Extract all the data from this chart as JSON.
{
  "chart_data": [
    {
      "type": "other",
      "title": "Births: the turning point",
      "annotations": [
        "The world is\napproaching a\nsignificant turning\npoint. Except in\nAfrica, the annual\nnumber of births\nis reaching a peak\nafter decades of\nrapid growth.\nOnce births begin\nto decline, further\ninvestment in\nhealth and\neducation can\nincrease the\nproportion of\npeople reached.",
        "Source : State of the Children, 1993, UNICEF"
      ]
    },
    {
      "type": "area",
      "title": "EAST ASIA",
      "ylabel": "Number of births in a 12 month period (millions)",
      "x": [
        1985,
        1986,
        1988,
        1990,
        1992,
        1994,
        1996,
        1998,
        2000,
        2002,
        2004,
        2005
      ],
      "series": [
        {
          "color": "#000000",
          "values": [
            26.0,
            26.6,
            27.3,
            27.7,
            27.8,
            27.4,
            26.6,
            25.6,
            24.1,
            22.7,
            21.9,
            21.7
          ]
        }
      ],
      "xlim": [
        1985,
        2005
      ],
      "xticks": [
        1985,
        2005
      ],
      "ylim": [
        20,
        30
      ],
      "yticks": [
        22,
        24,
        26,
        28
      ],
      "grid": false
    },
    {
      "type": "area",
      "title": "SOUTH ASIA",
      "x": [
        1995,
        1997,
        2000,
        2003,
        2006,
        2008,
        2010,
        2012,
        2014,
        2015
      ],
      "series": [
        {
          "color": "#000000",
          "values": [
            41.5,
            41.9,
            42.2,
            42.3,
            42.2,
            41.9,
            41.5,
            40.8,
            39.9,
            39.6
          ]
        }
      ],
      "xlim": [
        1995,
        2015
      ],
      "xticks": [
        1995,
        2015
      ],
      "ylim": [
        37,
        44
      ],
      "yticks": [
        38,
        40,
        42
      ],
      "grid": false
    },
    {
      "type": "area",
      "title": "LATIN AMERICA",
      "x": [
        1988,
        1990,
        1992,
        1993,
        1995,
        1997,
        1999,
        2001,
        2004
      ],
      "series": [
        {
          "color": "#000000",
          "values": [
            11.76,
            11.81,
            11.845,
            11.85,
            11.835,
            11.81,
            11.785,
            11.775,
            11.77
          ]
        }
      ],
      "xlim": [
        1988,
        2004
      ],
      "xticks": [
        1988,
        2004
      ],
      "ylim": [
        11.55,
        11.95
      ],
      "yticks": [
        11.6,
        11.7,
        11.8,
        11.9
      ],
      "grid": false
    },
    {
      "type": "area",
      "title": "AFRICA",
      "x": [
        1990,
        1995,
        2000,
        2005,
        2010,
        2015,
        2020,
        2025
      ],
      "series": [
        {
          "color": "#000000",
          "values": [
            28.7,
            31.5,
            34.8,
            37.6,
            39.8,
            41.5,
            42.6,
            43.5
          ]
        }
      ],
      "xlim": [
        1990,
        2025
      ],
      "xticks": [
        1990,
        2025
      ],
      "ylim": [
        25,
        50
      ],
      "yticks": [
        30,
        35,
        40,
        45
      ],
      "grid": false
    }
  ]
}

GIVEN TASK:
Reproduce each line from the records that contains the word "turning".

WRITTEN RESPONSE:
      "title": "Births: the turning point",
        "The world is\napproaching a\nsignificant turning\npoint. Except in\nAfrica, the annual\nnumber of births\nis reaching a peak\nafter decades of\nrapid growth.\nOnce births begin\nto decline, further\ninvestment in\nhealth and\neducation can\nincrease the\nproportion of\npeople reached.",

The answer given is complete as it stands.